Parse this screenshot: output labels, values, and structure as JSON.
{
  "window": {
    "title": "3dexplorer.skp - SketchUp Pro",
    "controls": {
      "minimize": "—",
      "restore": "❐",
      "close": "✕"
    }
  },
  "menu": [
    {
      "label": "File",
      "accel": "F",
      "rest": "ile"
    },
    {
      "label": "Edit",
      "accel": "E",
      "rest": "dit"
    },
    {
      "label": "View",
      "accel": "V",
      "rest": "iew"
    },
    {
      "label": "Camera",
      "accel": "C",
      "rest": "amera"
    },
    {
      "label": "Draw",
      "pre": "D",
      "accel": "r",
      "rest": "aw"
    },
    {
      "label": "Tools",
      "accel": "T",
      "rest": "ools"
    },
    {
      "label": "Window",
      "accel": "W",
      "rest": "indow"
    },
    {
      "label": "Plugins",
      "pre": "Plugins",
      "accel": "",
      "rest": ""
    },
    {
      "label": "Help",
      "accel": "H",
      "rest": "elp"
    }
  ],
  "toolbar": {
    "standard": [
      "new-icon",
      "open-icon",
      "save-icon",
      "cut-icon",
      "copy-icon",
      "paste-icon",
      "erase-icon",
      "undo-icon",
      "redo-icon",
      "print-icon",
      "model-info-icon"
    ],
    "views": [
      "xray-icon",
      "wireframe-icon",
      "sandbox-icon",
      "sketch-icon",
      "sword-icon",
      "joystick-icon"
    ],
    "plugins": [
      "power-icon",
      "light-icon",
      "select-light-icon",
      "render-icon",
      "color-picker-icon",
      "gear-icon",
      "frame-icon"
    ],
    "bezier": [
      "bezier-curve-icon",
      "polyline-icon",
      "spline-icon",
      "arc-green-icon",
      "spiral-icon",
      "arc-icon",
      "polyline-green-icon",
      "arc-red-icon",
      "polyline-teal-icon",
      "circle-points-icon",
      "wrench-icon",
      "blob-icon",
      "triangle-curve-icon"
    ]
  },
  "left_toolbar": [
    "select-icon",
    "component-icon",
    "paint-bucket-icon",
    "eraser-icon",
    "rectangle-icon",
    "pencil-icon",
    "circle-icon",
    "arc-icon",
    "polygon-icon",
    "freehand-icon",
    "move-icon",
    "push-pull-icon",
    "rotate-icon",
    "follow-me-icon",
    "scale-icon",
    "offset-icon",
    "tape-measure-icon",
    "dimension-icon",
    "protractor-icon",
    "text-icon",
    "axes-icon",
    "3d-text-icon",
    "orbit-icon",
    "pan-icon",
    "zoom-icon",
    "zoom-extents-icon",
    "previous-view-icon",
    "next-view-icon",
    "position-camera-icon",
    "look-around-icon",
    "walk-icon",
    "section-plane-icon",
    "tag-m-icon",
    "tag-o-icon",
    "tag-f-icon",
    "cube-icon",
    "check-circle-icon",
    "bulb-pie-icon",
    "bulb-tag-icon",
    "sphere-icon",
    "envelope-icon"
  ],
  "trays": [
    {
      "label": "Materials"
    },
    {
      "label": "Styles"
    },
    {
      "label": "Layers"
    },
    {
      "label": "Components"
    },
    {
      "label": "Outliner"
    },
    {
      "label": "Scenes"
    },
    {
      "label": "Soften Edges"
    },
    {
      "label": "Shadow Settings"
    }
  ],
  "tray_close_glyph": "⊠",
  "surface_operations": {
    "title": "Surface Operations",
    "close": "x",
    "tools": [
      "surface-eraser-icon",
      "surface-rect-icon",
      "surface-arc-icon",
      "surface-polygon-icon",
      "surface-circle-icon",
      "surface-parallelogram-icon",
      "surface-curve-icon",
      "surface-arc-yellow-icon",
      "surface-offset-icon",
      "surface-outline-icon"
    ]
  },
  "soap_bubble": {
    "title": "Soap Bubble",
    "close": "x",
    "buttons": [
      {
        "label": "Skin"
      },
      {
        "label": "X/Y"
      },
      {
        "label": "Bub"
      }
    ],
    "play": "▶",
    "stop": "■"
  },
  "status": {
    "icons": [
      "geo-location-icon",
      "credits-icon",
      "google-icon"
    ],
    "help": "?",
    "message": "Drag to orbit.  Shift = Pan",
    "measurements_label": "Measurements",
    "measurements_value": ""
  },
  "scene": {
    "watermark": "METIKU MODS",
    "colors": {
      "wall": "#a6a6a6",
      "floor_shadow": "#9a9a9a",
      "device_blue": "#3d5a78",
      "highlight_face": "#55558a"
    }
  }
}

• [Short problem]:
Copy every line exactly. Leave nothing out.

• [Reply]:
Parse this screenshot: output labels, values, and structure as JSON.
{
  "window": {
    "title": "3dexplorer.skp - SketchUp Pro",
    "controls": {
      "minimize": "—",
      "restore": "❐",
      "close": "✕"
    }
  },
  "menu": [
    {
      "label": "File",
      "accel": "F",
      "rest": "ile"
    },
    {
      "label": "Edit",
      "accel": "E",
      "rest": "dit"
    },
    {
      "label": "View",
      "accel": "V",
      "rest": "iew"
    },
    {
      "label": "Camera",
      "accel": "C",
      "rest": "amera"
    },
    {
      "label": "Draw",
      "pre": "D",
      "accel": "r",
      "rest": "aw"
    },
    {
      "label": "Tools",
      "accel": "T",
      "rest": "ools"
    },
    {
      "label": "Window",
      "accel": "W",
      "rest": "indow"
    },
    {
      "label": "Plugins",
      "pre": "Plugins",
      "accel": "",
      "rest": ""
    },
    {
      "label": "Help",
      "accel": "H",
      "rest": "elp"
    }
  ],
  "toolbar": {
    "standard": [
      "new-icon",
      "open-icon",
      "save-icon",
      "cut-icon",
      "copy-icon",
      "paste-icon",
      "erase-icon",
      "undo-icon",
      "redo-icon",
      "print-icon",
      "model-info-icon"
    ],
    "views": [
      "xray-icon",
      "wireframe-icon",
      "sandbox-icon",
      "sketch-icon",
      "sword-icon",
      "joystick-icon"
    ],
    "plugins": [
      "power-icon",
      "light-icon",
      "select-light-icon",
      "render-icon",
      "color-picker-icon",
      "gear-icon",
      "frame-icon"
    ],
    "bezier": [
      "bezier-curve-icon",
      "polyline-icon",
      "spline-icon",
      "arc-green-icon",
      "spiral-icon",
      "arc-icon",
      "polyline-green-icon",
      "arc-red-icon",
      "polyline-teal-icon",
      "circle-points-icon",
      "wrench-icon",
      "blob-icon",
      "triangle-curve-icon"
    ]
  },
  "left_toolbar": [
    "select-icon",
    "component-icon",
    "paint-bucket-icon",
    "eraser-icon",
    "rectangle-icon",
    "pencil-icon",
    "circle-icon",
    "arc-icon",
    "polygon-icon",
    "freehand-icon",
    "move-icon",
    "push-pull-icon",
    "rotate-icon",
    "follow-me-icon",
    "scale-icon",
    "offset-icon",
    "tape-measure-icon",
    "dimension-icon",
    "protractor-icon",
    "text-icon",
    "axes-icon",
    "3d-text-icon",
    "orbit-icon",
    "pan-icon",
    "zoom-icon",
    "zoom-extents-icon",
    "previous-view-icon",
    "next-view-icon",
    "position-camera-icon",
    "look-around-icon",
    "walk-icon",
    "section-plane-icon",
    "tag-m-icon",
    "tag-o-icon",
    "tag-f-icon",
    "cube-icon",
    "check-circle-icon",
    "bulb-pie-icon",
    "bulb-tag-icon",
    "sphere-icon",
    "envelope-icon"
  ],
  "trays": [
    {
      "label": "Materials"
    },
    {
      "label": "Styles"
    },
    {
      "label": "Layers"
    },
    {
      "label": "Components"
    },
    {
      "label": "Outliner"
    },
    {
      "label": "Scenes"
    },
    {
      "label": "Soften Edges"
    },
    {
      "label": "Shadow Settings"
    }
  ],
  "tray_close_glyph": "⊠",
  "surface_operations": {
    "title": "Surface Operations",
    "close": "x",
    "tools": [
      "surface-eraser-icon",
      "surface-rect-icon",
      "surface-arc-icon",
      "surface-polygon-icon",
      "surface-circle-icon",
      "surface-parallelogram-icon",
      "surface-curve-icon",
      "surface-arc-yellow-icon",
      "surface-offset-icon",
      "surface-outline-icon"
    ]
  },
  "soap_bubble": {
    "title": "Soap Bubble",
    "close": "x",
    "buttons": [
      {
        "label": "Skin"
      },
      {
        "label": "X/Y"
      },
      {
        "label": "Bub"
      }
    ],
    "play": "▶",
    "stop": "■"
  },
  "status": {
    "icons": [
      "geo-location-icon",
      "credits-icon",
      "google-icon"
    ],
    "help": "?",
    "message": "Drag to orbit.  Shift = Pan",
    "measurements_label": "Measurements",
    "measurements_value": ""
  },
  "scene": {
    "watermark": "METIKU MODS",
    "colors": {
      "wall": "#a6a6a6",
      "floor_shadow": "#9a9a9a",
      "device_blue": "#3d5a78",
      "highlight_face": "#55558a"
    }
  }
}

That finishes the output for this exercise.